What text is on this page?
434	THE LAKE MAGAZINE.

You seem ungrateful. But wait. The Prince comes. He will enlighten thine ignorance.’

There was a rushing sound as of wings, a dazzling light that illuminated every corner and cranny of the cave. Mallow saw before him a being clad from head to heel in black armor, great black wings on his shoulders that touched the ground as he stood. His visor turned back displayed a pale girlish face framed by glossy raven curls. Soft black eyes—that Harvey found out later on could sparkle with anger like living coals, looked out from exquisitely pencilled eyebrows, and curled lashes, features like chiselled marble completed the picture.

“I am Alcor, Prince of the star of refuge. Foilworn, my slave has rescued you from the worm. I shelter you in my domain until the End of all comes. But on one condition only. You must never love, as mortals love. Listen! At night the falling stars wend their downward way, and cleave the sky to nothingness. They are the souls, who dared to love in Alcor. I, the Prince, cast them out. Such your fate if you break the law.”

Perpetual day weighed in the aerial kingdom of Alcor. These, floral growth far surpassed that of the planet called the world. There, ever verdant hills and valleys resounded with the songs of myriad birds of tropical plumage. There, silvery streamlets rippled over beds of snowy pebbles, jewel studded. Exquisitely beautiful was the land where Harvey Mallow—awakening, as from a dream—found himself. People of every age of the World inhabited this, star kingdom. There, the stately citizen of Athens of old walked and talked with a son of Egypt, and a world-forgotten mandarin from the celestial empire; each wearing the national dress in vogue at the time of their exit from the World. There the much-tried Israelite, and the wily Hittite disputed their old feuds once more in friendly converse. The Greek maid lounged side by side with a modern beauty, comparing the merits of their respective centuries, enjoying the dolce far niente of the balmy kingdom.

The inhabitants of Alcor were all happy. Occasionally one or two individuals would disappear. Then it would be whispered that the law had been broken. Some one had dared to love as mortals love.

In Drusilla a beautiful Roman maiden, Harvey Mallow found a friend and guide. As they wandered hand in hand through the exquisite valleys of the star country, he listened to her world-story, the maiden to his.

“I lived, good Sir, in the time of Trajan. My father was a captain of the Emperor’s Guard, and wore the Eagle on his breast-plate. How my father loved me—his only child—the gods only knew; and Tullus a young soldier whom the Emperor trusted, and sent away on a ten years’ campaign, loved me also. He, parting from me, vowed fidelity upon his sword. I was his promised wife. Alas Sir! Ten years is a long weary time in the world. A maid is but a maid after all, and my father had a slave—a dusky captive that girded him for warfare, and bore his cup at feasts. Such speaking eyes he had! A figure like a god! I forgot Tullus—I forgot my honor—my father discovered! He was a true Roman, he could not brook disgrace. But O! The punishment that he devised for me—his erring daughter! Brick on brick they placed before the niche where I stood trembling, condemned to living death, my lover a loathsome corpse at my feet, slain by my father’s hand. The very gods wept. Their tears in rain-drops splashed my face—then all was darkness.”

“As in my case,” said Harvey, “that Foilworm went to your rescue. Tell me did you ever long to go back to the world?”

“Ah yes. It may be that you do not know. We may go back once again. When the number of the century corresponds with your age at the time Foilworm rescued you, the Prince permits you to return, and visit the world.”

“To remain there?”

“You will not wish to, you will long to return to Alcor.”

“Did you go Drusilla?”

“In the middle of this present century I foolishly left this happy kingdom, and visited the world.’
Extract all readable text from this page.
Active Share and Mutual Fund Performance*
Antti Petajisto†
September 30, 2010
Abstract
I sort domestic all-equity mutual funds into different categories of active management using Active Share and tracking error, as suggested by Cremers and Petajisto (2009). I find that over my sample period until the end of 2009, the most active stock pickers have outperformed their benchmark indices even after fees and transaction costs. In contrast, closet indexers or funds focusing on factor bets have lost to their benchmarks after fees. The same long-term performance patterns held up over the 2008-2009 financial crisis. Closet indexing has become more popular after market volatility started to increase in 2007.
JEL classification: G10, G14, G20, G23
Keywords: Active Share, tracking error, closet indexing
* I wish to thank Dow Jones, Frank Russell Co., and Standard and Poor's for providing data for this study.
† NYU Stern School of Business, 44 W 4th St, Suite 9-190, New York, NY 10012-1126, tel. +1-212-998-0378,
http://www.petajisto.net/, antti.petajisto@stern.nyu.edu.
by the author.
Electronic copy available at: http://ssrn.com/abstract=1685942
------
Exercise directions → Return the listing above word for word.

Solution to this problem →
What text is on this page?
434	THE LAKE MAGAZINE.

You seem ungrateful. But wait. The Prince comes. He will enlighten thine ignorance.’

There was a rushing sound as of wings, a dazzling light that illuminated every corner and cranny of the cave. Mallow saw before him a being clad from head to heel in black armor, great black wings on his shoulders that touched the ground as he stood. His visor turned back displayed a pale girlish face framed by glossy raven curls. Soft black eyes—that Harvey found out later on could sparkle with anger like living coals, looked out from exquisitely pencilled eyebrows, and curled lashes, features like chiselled marble completed the picture.

“I am Alcor, Prince of the star of refuge. Foilworn, my slave has rescued you from the worm. I shelter you in my domain until the End of all comes. But on one condition only. You must never love, as mortals love. Listen! At night the falling stars wend their downward way, and cleave the sky to nothingness. They are the souls, who dared to love in Alcor. I, the Prince, cast them out. Such your fate if you break the law.”

Perpetual day weighed in the aerial kingdom of Alcor. These, floral growth far surpassed that of the planet called the world. There, ever verdant hills and valleys resounded with the songs of myriad birds of tropical plumage. There, silvery streamlets rippled over beds of snowy pebbles, jewel studded. Exquisitely beautiful was the land where Harvey Mallow—awakening, as from a dream—found himself. People of every age of the World inhabited this, star kingdom. There, the stately citizen of Athens of old walked and talked with a son of Egypt, and a world-forgotten mandarin from the celestial empire; each wearing the national dress in vogue at the time of their exit from the World. There the much-tried Israelite, and the wily Hittite disputed their old feuds once more in friendly converse. The Greek maid lounged side by side with a modern beauty, comparing the merits of their respective centuries, enjoying the dolce far niente of the balmy kingdom.

The inhabitants of Alcor were all happy. Occasionally one or two individuals would disappear. Then it would be whispered that the law had been broken. Some one had dared to love as mortals love.

In Drusilla a beautiful Roman maiden, Harvey Mallow found a friend and guide. As they wandered hand in hand through the exquisite valleys of the star country, he listened to her world-story, the maiden to his.

“I lived, good Sir, in the time of Trajan. My father was a captain of the Emperor’s Guard, and wore the Eagle on his breast-plate. How my father loved me—his only child—the gods only knew; and Tullus a young soldier whom the Emperor trusted, and sent away on a ten years’ campaign, loved me also. He, parting from me, vowed fidelity upon his sword. I was his promised wife. Alas Sir! Ten years is a long weary time in the world. A maid is but a maid after all, and my father had a slave—a dusky captive that girded him for warfare, and bore his cup at feasts. Such speaking eyes he had! A figure like a god! I forgot Tullus—I forgot my honor—my father discovered! He was a true Roman, he could not brook disgrace. But O! The punishment that he devised for me—his erring daughter! Brick on brick they placed before the niche where I stood trembling, condemned to living death, my lover a loathsome corpse at my feet, slain by my father’s hand. The very gods wept. Their tears in rain-drops splashed my face—then all was darkness.”

“As in my case,” said Harvey, “that Foilworm went to your rescue. Tell me did you ever long to go back to the world?”

“Ah yes. It may be that you do not know. We may go back once again. When the number of the century corresponds with your age at the time Foilworm rescued you, the Prince permits you to return, and visit the world.”

“To remain there?”

“You will not wish to, you will long to return to Alcor.”

“Did you go Drusilla?”

“In the middle of this present century I foolishly left this happy kingdom, and visited the world.’
Extract all readable text from this page.
Active Share and Mutual Fund Performance*
Antti Petajisto†
September 30, 2010
Abstract
I sort domestic all-equity mutual funds into different categories of active management using Active Share and tracking error, as suggested by Cremers and Petajisto (2009). I find that over my sample period until the end of 2009, the most active stock pickers have outperformed their benchmark indices even after fees and transaction costs. In contrast, closet indexers or funds focusing on factor bets have lost to their benchmarks after fees. The same long-term performance patterns held up over the 2008-2009 financial crisis. Closet indexing has become more popular after market volatility started to increase in 2007.
JEL classification: G10, G14, G20, G23
Keywords: Active Share, tracking error, closet indexing
* I wish to thank Dow Jones, Frank Russell Co., and Standard and Poor's for providing data for this study.
† NYU Stern School of Business, 44 W 4th St, Suite 9-190, New York, NY 10012-1126, tel. +1-212-998-0378,
http://www.petajisto.net/, antti.petajisto@stern.nyu.edu.
by the author.
Electronic copy available at: http://ssrn.com/abstract=1685942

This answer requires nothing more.